=== Data for the task ===
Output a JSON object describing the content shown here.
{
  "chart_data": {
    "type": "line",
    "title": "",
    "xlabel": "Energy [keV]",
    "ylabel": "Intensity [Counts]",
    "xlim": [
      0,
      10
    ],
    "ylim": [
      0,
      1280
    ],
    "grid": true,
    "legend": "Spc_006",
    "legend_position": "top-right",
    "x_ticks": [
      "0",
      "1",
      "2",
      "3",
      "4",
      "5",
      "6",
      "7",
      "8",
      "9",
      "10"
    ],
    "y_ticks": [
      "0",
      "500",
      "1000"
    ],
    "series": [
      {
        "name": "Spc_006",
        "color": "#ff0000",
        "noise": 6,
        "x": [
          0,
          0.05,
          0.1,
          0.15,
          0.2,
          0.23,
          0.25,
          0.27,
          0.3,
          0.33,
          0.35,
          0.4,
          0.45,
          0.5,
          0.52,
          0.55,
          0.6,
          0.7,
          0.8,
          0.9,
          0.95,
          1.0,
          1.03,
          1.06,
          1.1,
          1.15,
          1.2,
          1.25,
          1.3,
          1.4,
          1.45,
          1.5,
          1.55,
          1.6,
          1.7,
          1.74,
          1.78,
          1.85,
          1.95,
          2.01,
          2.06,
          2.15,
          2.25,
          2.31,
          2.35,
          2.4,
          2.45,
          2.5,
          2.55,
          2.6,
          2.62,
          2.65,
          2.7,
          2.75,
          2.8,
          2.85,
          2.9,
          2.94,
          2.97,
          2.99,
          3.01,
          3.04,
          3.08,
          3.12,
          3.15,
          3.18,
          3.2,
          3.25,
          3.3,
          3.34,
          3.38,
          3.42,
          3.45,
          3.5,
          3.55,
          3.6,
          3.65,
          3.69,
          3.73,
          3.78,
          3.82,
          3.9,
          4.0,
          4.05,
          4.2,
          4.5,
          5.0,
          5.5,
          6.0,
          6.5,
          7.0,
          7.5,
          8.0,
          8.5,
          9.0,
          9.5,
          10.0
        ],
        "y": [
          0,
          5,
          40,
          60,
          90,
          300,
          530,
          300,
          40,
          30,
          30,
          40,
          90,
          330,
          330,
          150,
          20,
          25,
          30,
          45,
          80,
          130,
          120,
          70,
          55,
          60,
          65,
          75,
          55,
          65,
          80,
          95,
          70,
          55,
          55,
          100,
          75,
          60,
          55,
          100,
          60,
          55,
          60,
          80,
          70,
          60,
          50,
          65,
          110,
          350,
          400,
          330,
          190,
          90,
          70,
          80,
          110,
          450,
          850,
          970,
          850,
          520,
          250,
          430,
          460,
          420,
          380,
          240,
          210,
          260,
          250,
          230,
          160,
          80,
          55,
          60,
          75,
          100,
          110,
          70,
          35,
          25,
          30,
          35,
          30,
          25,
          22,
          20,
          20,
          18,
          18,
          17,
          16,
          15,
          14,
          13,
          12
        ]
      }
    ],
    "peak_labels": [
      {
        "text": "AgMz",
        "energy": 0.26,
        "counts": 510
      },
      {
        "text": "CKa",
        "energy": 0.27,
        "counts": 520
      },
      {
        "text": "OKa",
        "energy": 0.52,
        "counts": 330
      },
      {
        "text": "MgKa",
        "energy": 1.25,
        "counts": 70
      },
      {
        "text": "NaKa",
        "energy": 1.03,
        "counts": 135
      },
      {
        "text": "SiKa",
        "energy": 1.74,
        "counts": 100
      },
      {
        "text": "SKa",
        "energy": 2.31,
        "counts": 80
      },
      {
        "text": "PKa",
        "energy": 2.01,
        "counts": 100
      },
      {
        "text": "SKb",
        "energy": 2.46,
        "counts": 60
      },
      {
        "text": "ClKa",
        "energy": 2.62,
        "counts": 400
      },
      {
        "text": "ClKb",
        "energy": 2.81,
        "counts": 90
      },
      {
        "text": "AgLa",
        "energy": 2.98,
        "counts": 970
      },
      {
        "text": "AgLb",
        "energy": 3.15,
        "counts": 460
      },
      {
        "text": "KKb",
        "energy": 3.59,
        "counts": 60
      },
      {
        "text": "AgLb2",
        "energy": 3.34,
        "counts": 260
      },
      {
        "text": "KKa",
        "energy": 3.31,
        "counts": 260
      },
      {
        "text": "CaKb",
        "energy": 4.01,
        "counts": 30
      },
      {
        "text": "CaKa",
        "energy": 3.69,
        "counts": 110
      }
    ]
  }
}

=== Task details ===
Return all of the data exactly as it reads.

=== Reply ===
Output a JSON object describing the content shown here.
{
  "chart_data": {
    "type": "line",
    "title": "",
    "xlabel": "Energy [keV]",
    "ylabel": "Intensity [Counts]",
    "xlim": [
      0,
      10
    ],
    "ylim": [
      0,
      1280
    ],
    "grid": true,
    "legend": "Spc_006",
    "legend_position": "top-right",
    "x_ticks": [
      "0",
      "1",
      "2",
      "3",
      "4",
      "5",
      "6",
      "7",
      "8",
      "9",
      "10"
    ],
    "y_ticks": [
      "0",
      "500",
      "1000"
    ],
    "series": [
      {
        "name": "Spc_006",
        "color": "#ff0000",
        "noise": 6,
        "x": [
          0,
          0.05,
          0.1,
          0.15,
          0.2,
          0.23,
          0.25,
          0.27,
          0.3,
          0.33,
          0.35,
          0.4,
          0.45,
          0.5,
          0.52,
          0.55,
          0.6,
          0.7,
          0.8,
          0.9,
          0.95,
          1.0,
          1.03,
          1.06,
          1.1,
          1.15,
          1.2,
          1.25,
          1.3,
          1.4,
          1.45,
          1.5,
          1.55,
          1.6,
          1.7,
          1.74,
          1.78,
          1.85,
          1.95,
          2.01,
          2.06,
          2.15,
          2.25,
          2.31,
          2.35,
          2.4,
          2.45,
          2.5,
          2.55,
          2.6,
          2.62,
          2.65,
          2.7,
          2.75,
          2.8,
          2.85,
          2.9,
          2.94,
          2.97,
          2.99,
          3.01,
          3.04,
          3.08,
          3.12,
          3.15,
          3.18,
          3.2,
          3.25,
          3.3,
          3.34,
          3.38,
          3.42,
          3.45,
          3.5,
          3.55,
          3.6,
          3.65,
          3.69,
          3.73,
          3.78,
          3.82,
          3.9,
          4.0,
          4.05,
          4.2,
          4.5,
          5.0,
          5.5,
          6.0,
          6.5,
          7.0,
          7.5,
          8.0,
          8.5,
          9.0,
          9.5,
          10.0
        ],
        "y": [
          0,
          5,
          40,
          60,
          90,
          300,
          530,
          300,
          40,
          30,
          30,
          40,
          90,
          330,
          330,
          150,
          20,
          25,
          30,
          45,
          80,
          130,
          120,
          70,
          55,
          60,
          65,
          75,
          55,
          65,
          80,
          95,
          70,
          55,
          55,
          100,
          75,
          60,
          55,
          100,
          60,
          55,
          60,
          80,
          70,
          60,
          50,
          65,
          110,
          350,
          400,
          330,
          190,
          90,
          70,
          80,
          110,
          450,
          850,
          970,
          850,
          520,
          250,
          430,
          460,
          420,
          380,
          240,
          210,
          260,
          250,
          230,
          160,
          80,
          55,
          60,
          75,
          100,
          110,
          70,
          35,
          25,
          30,
          35,
          30,
          25,
          22,
          20,
          20,
          18,
          18,
          17,
          16,
          15,
          14,
          13,
          12
        ]
      }
    ],
    "peak_labels": [
      {
        "text": "AgMz",
        "energy": 0.26,
        "counts": 510
      },
      {
        "text": "CKa",
        "energy": 0.27,
        "counts": 520
      },
      {
        "text": "OKa",
        "energy": 0.52,
        "counts": 330
      },
      {
        "text": "MgKa",
        "energy": 1.25,
        "counts": 70
      },
      {
        "text": "NaKa",
        "energy": 1.03,
        "counts": 135
      },
      {
        "text": "SiKa",
        "energy": 1.74,
        "counts": 100
      },
      {
        "text": "SKa",
        "energy": 2.31,
        "counts": 80
      },
      {
        "text": "PKa",
        "energy": 2.01,
        "counts": 100
      },
      {
        "text": "SKb",
        "energy": 2.46,
        "counts": 60
      },
      {
        "text": "ClKa",
        "energy": 2.62,
        "counts": 400
      },
      {
        "text": "ClKb",
        "energy": 2.81,
        "counts": 90
      },
      {
        "text": "AgLa",
        "energy": 2.98,
        "counts": 970
      },
      {
        "text": "AgLb",
        "energy": 3.15,
        "counts": 460
      },
      {
        "text": "KKb",
        "energy": 3.59,
        "counts": 60
      },
      {
        "text": "AgLb2",
        "energy": 3.34,
        "counts": 260
      },
      {
        "text": "KKa",
        "energy": 3.31,
        "counts": 260
      },
      {
        "text": "CaKb",
        "energy": 4.01,
        "counts": 30
      },
      {
        "text": "CaKa",
        "energy": 3.69,
        "counts": 110
      }
    ]
  }
}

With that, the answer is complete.